◆ Records for this task:
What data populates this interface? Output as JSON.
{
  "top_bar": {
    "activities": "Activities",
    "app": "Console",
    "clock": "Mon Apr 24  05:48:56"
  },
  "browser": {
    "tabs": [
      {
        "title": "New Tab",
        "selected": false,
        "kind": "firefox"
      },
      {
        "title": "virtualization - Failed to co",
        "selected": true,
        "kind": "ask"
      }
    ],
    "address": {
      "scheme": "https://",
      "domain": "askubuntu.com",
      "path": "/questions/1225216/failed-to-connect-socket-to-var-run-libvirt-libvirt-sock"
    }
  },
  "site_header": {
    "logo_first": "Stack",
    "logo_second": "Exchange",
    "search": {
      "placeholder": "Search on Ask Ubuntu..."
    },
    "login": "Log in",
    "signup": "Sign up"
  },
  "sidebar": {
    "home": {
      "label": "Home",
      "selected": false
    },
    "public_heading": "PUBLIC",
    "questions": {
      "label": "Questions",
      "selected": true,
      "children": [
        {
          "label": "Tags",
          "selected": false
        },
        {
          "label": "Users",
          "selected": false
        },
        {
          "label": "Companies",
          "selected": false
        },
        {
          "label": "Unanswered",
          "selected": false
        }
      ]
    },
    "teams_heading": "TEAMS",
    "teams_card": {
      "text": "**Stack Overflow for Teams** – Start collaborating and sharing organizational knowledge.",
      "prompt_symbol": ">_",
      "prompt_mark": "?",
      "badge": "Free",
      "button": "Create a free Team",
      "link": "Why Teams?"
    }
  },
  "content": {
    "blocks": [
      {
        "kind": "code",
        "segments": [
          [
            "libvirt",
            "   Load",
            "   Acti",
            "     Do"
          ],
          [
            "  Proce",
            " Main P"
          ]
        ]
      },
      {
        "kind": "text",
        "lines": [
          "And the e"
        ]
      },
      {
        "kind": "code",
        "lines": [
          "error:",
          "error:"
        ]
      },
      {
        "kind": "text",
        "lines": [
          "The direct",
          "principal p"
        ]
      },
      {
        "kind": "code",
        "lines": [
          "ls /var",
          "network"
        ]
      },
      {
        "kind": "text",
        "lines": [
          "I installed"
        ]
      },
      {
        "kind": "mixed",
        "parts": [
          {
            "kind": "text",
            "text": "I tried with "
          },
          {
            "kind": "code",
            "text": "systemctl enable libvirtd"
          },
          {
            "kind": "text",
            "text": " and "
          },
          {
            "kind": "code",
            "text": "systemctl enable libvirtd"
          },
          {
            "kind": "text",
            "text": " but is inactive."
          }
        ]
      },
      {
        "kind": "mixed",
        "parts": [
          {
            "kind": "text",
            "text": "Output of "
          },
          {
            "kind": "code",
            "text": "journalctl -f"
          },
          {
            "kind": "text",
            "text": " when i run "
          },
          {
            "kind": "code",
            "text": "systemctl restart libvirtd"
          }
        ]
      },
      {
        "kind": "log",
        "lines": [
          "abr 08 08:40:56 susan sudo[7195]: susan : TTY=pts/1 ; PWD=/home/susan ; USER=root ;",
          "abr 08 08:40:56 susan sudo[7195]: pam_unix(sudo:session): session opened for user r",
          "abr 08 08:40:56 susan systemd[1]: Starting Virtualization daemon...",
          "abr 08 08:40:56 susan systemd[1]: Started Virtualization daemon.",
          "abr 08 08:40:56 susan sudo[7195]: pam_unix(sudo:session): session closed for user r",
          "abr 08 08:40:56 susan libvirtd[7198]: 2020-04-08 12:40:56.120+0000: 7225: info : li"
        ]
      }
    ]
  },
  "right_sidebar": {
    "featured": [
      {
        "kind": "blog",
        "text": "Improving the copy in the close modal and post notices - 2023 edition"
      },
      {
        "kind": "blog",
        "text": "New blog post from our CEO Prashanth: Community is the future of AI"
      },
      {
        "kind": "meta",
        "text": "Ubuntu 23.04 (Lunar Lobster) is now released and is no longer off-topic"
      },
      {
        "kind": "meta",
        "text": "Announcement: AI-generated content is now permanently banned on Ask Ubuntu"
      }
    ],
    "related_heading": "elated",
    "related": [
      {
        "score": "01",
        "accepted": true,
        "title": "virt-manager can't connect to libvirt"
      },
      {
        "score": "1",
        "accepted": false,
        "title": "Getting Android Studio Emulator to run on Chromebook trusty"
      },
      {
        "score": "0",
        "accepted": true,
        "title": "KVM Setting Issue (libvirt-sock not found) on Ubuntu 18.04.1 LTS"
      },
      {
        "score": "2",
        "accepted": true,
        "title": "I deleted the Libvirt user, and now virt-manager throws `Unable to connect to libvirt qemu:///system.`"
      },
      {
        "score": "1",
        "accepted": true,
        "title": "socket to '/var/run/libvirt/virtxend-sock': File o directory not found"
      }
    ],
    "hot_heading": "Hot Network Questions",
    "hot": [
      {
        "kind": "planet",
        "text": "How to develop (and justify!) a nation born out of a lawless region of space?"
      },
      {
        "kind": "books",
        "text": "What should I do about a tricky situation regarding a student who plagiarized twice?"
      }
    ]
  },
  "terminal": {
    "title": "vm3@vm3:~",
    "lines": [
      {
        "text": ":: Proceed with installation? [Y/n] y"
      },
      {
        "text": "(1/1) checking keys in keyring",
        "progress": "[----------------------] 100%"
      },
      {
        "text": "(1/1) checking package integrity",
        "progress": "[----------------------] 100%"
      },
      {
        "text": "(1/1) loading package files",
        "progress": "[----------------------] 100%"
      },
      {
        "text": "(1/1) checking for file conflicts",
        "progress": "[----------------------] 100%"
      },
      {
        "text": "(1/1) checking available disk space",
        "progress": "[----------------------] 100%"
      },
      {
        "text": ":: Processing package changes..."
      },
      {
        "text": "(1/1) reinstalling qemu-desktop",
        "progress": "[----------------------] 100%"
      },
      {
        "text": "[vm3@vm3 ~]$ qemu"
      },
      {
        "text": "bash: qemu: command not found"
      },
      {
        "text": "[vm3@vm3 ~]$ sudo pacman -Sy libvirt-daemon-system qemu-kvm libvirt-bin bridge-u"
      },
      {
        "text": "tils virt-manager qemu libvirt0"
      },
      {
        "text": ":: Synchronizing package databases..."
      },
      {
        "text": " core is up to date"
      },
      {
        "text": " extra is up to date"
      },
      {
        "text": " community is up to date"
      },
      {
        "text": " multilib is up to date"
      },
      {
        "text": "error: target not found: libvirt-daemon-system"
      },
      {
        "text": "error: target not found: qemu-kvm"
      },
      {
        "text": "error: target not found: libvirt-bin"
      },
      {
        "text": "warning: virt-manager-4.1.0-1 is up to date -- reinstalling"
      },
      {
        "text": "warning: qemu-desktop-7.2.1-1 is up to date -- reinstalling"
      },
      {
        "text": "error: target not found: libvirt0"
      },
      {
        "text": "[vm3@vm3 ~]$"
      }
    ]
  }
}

◆ The task: Output all of the material, please, exactly as it stands.

◆ Reply to the exercise:
What data populates this interface? Output as JSON.
{
  "top_bar": {
    "activities": "Activities",
    "app": "Console",
    "clock": "Mon Apr 24  05:48:56"
  },
  "browser": {
    "tabs": [
      {
        "title": "New Tab",
        "selected": false,
        "kind": "firefox"
      },
      {
        "title": "virtualization - Failed to co",
        "selected": true,
        "kind": "ask"
      }
    ],
    "address": {
      "scheme": "https://",
      "domain": "askubuntu.com",
      "path": "/questions/1225216/failed-to-connect-socket-to-var-run-libvirt-libvirt-sock"
    }
  },
  "site_header": {
    "logo_first": "Stack",
    "logo_second": "Exchange",
    "search": {
      "placeholder": "Search on Ask Ubuntu..."
    },
    "login": "Log in",
    "signup": "Sign up"
  },
  "sidebar": {
    "home": {
      "label": "Home",
      "selected": false
    },
    "public_heading": "PUBLIC",
    "questions": {
      "label": "Questions",
      "selected": true,
      "children": [
        {
          "label": "Tags",
          "selected": false
        },
        {
          "label": "Users",
          "selected": false
        },
        {
          "label": "Companies",
          "selected": false
        },
        {
          "label": "Unanswered",
          "selected": false
        }
      ]
    },
    "teams_heading": "TEAMS",
    "teams_card": {
      "text": "**Stack Overflow for Teams** – Start collaborating and sharing organizational knowledge.",
      "prompt_symbol": ">_",
      "prompt_mark": "?",
      "badge": "Free",
      "button": "Create a free Team",
      "link": "Why Teams?"
    }
  },
  "content": {
    "blocks": [
      {
        "kind": "code",
        "segments": [
          [
            "libvirt",
            "   Load",
            "   Acti",
            "     Do"
          ],
          [
            "  Proce",
            " Main P"
          ]
        ]
      },
      {
        "kind": "text",
        "lines": [
          "And the e"
        ]
      },
      {
        "kind": "code",
        "lines": [
          "error:",
          "error:"
        ]
      },
      {
        "kind": "text",
        "lines": [
          "The direct",
          "principal p"
        ]
      },
      {
        "kind": "code",
        "lines": [
          "ls /var",
          "network"
        ]
      },
      {
        "kind": "text",
        "lines": [
          "I installed"
        ]
      },
      {
        "kind": "mixed",
        "parts": [
          {
            "kind": "text",
            "text": "I tried with "
          },
          {
            "kind": "code",
            "text": "systemctl enable libvirtd"
          },
          {
            "kind": "text",
            "text": " and "
          },
          {
            "kind": "code",
            "text": "systemctl enable libvirtd"
          },
          {
            "kind": "text",
            "text": " but is inactive."
          }
        ]
      },
      {
        "kind": "mixed",
        "parts": [
          {
            "kind": "text",
            "text": "Output of "
          },
          {
            "kind": "code",
            "text": "journalctl -f"
          },
          {
            "kind": "text",
            "text": " when i run "
          },
          {
            "kind": "code",
            "text": "systemctl restart libvirtd"
          }
        ]
      },
      {
        "kind": "log",
        "lines": [
          "abr 08 08:40:56 susan sudo[7195]: susan : TTY=pts/1 ; PWD=/home/susan ; USER=root ;",
          "abr 08 08:40:56 susan sudo[7195]: pam_unix(sudo:session): session opened for user r",
          "abr 08 08:40:56 susan systemd[1]: Starting Virtualization daemon...",
          "abr 08 08:40:56 susan systemd[1]: Started Virtualization daemon.",
          "abr 08 08:40:56 susan sudo[7195]: pam_unix(sudo:session): session closed for user r",
          "abr 08 08:40:56 susan libvirtd[7198]: 2020-04-08 12:40:56.120+0000: 7225: info : li"
        ]
      }
    ]
  },
  "right_sidebar": {
    "featured": [
      {
        "kind": "blog",
        "text": "Improving the copy in the close modal and post notices - 2023 edition"
      },
      {
        "kind": "blog",
        "text": "New blog post from our CEO Prashanth: Community is the future of AI"
      },
      {
        "kind": "meta",
        "text": "Ubuntu 23.04 (Lunar Lobster) is now released and is no longer off-topic"
      },
      {
        "kind": "meta",
        "text": "Announcement: AI-generated content is now permanently banned on Ask Ubuntu"
      }
    ],
    "related_heading": "elated",
    "related": [
      {
        "score": "01",
        "accepted": true,
        "title": "virt-manager can't connect to libvirt"
      },
      {
        "score": "1",
        "accepted": false,
        "title": "Getting Android Studio Emulator to run on Chromebook trusty"
      },
      {
        "score": "0",
        "accepted": true,
        "title": "KVM Setting Issue (libvirt-sock not found) on Ubuntu 18.04.1 LTS"
      },
      {
        "score": "2",
        "accepted": true,
        "title": "I deleted the Libvirt user, and now virt-manager throws `Unable to connect to libvirt qemu:///system.`"
      },
      {
        "score": "1",
        "accepted": true,
        "title": "socket to '/var/run/libvirt/virtxend-sock': File o directory not found"
      }
    ],
    "hot_heading": "Hot Network Questions",
    "hot": [
      {
        "kind": "planet",
        "text": "How to develop (and justify!) a nation born out of a lawless region of space?"
      },
      {
        "kind": "books",
        "text": "What should I do about a tricky situation regarding a student who plagiarized twice?"
      }
    ]
  },
  "terminal": {
    "title": "vm3@vm3:~",
    "lines": [
      {
        "text": ":: Proceed with installation? [Y/n] y"
      },
      {
        "text": "(1/1) checking keys in keyring",
        "progress": "[----------------------] 100%"
      },
      {
        "text": "(1/1) checking package integrity",
        "progress": "[----------------------] 100%"
      },
      {
        "text": "(1/1) loading package files",
        "progress": "[----------------------] 100%"
      },
      {
        "text": "(1/1) checking for file conflicts",
        "progress": "[----------------------] 100%"
      },
      {
        "text": "(1/1) checking available disk space",
        "progress": "[----------------------] 100%"
      },
      {
        "text": ":: Processing package changes..."
      },
      {
        "text": "(1/1) reinstalling qemu-desktop",
        "progress": "[----------------------] 100%"
      },
      {
        "text": "[vm3@vm3 ~]$ qemu"
      },
      {
        "text": "bash: qemu: command not found"
      },
      {
        "text": "[vm3@vm3 ~]$ sudo pacman -Sy libvirt-daemon-system qemu-kvm libvirt-bin bridge-u"
      },
      {
        "text": "tils virt-manager qemu libvirt0"
      },
      {
        "text": ":: Synchronizing package databases..."
      },
      {
        "text": " core is up to date"
      },
      {
        "text": " extra is up to date"
      },
      {
        "text": " community is up to date"
      },
      {
        "text": " multilib is up to date"
      },
      {
        "text": "error: target not found: libvirt-daemon-system"
      },
      {
        "text": "error: target not found: qemu-kvm"
      },
      {
        "text": "error: target not found: libvirt-bin"
      },
      {
        "text": "warning: virt-manager-4.1.0-1 is up to date -- reinstalling"
      },
      {
        "text": "warning: qemu-desktop-7.2.1-1 is up to date -- reinstalling"
      },
      {
        "text": "error: target not found: libvirt0"
      },
      {
        "text": "[vm3@vm3 ~]$"
      }
    ]
  }
}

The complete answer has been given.